Copy out lines with the word "получающих" from the material that follows.
━━━━━━━━━━
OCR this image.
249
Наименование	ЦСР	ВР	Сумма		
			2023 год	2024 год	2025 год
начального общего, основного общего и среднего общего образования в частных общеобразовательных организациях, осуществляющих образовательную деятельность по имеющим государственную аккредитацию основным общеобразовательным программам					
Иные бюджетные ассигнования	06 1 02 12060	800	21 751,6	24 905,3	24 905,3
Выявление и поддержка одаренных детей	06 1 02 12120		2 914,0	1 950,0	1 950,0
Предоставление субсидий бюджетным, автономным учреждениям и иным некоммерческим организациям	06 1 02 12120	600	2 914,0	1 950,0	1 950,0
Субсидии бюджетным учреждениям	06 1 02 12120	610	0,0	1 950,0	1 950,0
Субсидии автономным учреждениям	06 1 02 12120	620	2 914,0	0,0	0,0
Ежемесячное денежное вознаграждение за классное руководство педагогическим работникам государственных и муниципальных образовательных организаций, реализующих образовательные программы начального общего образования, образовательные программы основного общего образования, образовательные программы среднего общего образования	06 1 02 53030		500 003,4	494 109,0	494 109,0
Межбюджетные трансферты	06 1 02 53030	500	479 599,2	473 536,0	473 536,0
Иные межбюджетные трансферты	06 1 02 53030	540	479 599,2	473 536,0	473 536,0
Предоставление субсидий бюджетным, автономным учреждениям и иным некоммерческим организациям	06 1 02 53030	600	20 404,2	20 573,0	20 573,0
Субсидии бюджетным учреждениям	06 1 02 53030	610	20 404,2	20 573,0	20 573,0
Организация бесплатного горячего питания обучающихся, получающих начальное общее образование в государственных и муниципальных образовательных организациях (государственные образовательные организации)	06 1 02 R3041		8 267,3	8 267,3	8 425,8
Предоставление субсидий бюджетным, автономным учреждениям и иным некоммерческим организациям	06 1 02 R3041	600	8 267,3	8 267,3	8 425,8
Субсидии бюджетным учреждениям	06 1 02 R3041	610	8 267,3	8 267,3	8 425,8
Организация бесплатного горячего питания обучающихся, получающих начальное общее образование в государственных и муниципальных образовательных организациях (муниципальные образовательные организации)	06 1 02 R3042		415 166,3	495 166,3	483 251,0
━━━━━━━━━━
» RESULT FOR THIS EXERCISE
Организация бесплатного горячего питания обучающихся, получающих начальное общее образование в государственных и муниципальных образовательных организациях (государственные образовательные организации)	06 1 02 R3041		8 267,3	8 267,3	8 425,8
Организация бесплатного горячего питания обучающихся, получающих начальное общее образование в государственных и муниципальных образовательных организациях (муниципальные образовательные организации)	06 1 02 R3042		415 166,3	495 166,3	483 251,0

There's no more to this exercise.